■ **Materials provided**
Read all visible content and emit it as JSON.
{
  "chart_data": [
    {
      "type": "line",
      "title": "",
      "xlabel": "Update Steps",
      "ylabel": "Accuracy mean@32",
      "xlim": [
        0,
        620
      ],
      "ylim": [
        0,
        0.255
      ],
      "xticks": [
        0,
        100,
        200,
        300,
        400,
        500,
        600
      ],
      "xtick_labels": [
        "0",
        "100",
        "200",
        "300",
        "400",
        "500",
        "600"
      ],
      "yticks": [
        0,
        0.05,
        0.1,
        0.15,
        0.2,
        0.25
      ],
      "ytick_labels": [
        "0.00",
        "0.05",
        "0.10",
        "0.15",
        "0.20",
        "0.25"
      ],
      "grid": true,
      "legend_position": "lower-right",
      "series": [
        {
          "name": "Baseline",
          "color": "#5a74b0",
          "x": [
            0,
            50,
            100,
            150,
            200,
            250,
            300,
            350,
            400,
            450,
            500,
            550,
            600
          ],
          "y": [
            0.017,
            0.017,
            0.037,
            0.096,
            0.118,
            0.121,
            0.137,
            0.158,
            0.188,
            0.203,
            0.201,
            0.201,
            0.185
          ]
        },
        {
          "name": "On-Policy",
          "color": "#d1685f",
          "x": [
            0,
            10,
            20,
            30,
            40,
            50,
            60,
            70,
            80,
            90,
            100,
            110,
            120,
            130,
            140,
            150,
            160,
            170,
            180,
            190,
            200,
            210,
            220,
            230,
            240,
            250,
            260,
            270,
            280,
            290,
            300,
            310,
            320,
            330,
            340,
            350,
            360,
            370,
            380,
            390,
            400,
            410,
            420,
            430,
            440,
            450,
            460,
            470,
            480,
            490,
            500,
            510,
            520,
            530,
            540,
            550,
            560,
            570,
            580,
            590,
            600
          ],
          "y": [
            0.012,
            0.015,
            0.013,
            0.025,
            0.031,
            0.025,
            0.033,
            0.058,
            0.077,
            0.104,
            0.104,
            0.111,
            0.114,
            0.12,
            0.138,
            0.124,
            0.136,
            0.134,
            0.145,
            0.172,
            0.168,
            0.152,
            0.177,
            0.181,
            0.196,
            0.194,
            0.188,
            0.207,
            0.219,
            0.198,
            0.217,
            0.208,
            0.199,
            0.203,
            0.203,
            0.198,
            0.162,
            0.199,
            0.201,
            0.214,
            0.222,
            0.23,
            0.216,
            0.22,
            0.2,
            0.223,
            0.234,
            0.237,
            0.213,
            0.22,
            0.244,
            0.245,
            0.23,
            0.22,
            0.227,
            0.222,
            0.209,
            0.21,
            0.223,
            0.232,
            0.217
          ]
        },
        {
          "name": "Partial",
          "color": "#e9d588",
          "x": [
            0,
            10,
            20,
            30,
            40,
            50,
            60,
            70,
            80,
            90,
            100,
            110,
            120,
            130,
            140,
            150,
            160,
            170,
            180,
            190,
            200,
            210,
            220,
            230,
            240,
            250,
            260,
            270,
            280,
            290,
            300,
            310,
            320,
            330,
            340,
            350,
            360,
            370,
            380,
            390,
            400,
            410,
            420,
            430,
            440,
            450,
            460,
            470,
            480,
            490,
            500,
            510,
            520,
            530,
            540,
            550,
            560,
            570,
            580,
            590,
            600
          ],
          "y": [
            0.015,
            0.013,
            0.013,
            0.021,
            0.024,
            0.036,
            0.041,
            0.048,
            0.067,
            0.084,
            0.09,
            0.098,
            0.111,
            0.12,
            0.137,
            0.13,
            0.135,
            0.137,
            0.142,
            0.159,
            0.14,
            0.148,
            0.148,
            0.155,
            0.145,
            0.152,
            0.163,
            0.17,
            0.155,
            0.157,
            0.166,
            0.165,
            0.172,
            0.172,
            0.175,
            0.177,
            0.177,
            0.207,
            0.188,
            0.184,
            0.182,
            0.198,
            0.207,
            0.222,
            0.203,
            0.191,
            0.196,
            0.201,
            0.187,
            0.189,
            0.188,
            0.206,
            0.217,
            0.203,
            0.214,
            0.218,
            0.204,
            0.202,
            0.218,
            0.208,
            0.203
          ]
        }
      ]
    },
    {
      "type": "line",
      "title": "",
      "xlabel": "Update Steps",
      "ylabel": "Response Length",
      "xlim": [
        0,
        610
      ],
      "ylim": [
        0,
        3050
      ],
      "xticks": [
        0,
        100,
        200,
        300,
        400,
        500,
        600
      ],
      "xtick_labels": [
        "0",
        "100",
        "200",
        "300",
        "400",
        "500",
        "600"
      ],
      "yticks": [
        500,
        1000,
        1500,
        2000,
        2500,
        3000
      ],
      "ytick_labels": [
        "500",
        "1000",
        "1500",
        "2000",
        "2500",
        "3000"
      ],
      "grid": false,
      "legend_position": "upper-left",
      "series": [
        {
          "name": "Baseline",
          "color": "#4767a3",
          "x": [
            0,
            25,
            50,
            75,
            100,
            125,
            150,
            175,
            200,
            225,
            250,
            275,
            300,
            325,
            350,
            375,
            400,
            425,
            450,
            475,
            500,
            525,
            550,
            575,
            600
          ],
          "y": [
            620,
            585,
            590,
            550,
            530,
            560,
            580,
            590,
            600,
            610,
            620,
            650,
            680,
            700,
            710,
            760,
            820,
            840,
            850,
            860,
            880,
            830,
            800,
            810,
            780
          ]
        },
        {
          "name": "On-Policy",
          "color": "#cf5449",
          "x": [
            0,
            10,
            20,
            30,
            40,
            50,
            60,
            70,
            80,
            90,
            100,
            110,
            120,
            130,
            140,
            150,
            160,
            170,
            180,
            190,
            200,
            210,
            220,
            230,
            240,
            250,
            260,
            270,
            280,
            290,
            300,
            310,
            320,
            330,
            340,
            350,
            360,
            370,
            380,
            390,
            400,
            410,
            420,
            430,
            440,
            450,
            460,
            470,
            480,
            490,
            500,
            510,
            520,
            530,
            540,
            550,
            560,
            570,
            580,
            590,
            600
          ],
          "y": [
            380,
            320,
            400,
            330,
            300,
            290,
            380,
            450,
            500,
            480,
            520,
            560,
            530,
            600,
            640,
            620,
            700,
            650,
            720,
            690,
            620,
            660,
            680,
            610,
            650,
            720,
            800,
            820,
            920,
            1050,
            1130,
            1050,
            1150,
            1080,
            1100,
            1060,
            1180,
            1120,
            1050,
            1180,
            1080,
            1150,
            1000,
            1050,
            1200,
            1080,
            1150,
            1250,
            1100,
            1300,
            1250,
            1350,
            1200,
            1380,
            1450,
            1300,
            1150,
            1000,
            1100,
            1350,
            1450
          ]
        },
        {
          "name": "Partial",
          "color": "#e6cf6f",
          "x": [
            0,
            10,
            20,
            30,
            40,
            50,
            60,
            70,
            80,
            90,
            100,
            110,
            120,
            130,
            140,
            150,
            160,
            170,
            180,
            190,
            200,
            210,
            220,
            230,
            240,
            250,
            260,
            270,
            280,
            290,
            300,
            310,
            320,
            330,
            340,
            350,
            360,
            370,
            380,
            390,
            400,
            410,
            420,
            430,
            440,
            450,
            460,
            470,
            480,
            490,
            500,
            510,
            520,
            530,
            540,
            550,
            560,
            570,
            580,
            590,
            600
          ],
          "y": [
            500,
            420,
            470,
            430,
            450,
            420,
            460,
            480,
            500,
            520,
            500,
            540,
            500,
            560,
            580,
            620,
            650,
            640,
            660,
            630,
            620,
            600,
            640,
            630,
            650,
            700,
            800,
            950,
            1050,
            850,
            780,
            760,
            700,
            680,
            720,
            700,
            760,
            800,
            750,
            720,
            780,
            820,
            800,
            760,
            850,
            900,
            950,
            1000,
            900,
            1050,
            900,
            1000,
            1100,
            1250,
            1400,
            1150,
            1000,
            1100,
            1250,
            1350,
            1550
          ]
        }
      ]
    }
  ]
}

* * *

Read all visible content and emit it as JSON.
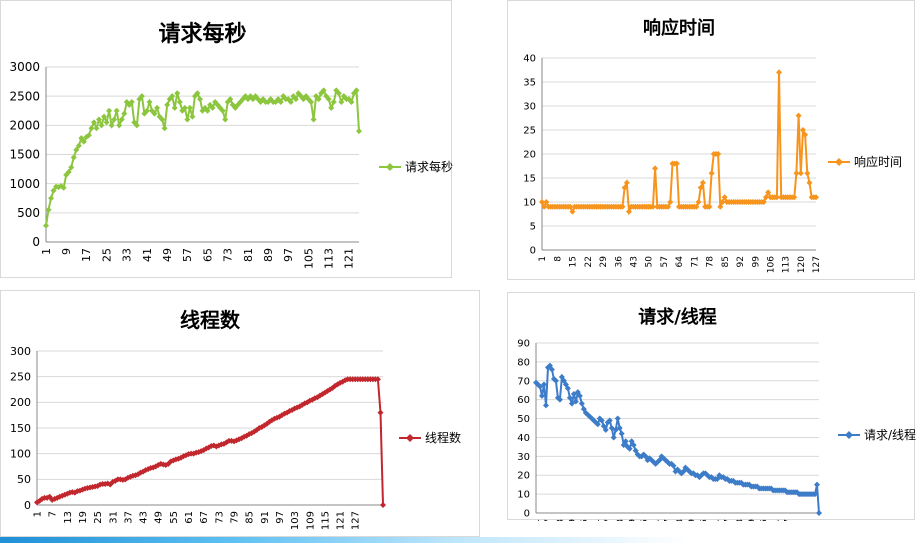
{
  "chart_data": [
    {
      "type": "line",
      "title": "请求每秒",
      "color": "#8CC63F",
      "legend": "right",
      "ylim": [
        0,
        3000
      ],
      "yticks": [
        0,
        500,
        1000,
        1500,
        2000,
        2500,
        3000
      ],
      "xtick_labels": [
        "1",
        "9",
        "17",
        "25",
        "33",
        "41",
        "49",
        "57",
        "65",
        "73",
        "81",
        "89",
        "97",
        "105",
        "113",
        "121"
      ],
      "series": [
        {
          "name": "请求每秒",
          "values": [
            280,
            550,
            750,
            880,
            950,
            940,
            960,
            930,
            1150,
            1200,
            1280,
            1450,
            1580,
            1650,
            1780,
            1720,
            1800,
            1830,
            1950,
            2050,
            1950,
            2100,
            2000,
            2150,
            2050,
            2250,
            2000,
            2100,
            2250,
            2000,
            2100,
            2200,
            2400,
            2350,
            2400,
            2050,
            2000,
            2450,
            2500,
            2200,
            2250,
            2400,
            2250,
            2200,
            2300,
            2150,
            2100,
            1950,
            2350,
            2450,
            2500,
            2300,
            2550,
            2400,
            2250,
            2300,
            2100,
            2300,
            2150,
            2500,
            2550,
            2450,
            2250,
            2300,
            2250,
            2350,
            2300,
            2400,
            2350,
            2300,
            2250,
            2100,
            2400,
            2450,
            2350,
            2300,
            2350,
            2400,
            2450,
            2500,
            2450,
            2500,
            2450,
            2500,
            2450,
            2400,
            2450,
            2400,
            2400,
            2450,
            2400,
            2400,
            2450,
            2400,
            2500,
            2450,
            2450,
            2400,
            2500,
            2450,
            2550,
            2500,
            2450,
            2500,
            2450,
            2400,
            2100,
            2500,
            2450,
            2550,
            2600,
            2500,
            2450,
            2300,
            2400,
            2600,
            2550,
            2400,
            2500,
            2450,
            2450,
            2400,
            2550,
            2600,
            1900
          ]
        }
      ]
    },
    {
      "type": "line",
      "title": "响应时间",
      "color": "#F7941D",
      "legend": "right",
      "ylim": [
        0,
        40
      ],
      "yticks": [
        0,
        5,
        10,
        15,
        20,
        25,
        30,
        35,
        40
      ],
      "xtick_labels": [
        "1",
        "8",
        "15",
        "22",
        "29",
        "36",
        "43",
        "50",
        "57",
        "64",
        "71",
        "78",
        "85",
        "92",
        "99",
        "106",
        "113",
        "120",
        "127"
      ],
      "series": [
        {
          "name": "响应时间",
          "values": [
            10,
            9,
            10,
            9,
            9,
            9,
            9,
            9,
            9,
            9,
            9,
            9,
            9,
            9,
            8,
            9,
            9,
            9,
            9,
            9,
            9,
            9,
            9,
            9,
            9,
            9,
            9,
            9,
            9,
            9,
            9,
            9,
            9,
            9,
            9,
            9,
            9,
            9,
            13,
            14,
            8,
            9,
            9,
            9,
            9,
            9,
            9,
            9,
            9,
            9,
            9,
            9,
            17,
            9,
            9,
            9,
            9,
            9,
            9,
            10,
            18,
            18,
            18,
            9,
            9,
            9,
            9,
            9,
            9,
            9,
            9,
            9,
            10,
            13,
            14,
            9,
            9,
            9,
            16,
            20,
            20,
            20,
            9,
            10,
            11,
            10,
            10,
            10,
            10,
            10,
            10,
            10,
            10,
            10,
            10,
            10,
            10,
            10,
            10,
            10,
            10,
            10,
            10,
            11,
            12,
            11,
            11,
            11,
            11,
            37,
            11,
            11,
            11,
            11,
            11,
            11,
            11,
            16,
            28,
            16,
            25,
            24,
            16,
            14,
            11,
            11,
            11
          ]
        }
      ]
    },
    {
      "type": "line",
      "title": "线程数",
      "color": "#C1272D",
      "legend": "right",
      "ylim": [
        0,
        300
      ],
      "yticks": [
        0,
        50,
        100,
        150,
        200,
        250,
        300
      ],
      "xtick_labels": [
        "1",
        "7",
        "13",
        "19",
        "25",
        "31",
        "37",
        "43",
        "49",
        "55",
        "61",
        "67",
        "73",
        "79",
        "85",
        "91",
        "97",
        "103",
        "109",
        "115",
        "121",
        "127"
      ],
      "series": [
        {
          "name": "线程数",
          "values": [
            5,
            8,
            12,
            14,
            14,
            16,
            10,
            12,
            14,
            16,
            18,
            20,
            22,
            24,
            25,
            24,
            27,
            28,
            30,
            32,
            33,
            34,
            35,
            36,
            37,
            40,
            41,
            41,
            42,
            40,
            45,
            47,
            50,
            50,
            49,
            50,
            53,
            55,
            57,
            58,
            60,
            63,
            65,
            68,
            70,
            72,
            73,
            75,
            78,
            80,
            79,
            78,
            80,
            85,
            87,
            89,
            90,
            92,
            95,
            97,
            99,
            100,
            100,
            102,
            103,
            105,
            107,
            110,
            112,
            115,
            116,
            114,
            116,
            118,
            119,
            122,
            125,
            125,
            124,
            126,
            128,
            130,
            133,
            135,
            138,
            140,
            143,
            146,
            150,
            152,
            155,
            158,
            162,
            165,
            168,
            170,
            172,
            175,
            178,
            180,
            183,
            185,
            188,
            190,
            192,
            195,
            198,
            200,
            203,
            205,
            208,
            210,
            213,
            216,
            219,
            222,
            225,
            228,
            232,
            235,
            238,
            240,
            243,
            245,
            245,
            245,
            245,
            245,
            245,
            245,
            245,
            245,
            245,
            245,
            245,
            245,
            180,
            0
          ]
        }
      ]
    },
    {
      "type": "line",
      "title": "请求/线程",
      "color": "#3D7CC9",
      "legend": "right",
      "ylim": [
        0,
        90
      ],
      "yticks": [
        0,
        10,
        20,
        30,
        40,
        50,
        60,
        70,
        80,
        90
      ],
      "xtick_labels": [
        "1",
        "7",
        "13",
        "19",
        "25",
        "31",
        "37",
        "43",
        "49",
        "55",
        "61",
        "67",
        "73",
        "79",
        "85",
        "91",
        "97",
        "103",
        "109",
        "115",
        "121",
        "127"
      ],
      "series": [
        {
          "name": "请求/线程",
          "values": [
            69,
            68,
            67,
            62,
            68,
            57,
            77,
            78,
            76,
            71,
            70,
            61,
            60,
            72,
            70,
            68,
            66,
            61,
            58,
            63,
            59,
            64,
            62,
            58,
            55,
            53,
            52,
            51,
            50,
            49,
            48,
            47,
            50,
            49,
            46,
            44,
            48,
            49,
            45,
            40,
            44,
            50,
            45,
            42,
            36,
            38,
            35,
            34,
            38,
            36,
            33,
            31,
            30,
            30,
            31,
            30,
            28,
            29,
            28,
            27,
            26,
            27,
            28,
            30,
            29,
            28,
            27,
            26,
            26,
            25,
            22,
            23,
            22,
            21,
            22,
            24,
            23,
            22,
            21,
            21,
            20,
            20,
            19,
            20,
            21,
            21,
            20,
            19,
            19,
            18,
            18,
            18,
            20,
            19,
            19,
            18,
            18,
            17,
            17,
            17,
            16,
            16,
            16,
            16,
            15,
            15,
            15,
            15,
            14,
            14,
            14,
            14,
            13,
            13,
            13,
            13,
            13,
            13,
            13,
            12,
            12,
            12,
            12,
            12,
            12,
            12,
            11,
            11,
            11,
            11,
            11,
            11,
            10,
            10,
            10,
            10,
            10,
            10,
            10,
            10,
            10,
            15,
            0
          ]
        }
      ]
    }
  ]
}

■ **Prompt**
Give the number of lines that hold the word "title" in these records, with nothing added.

■ **Response**
6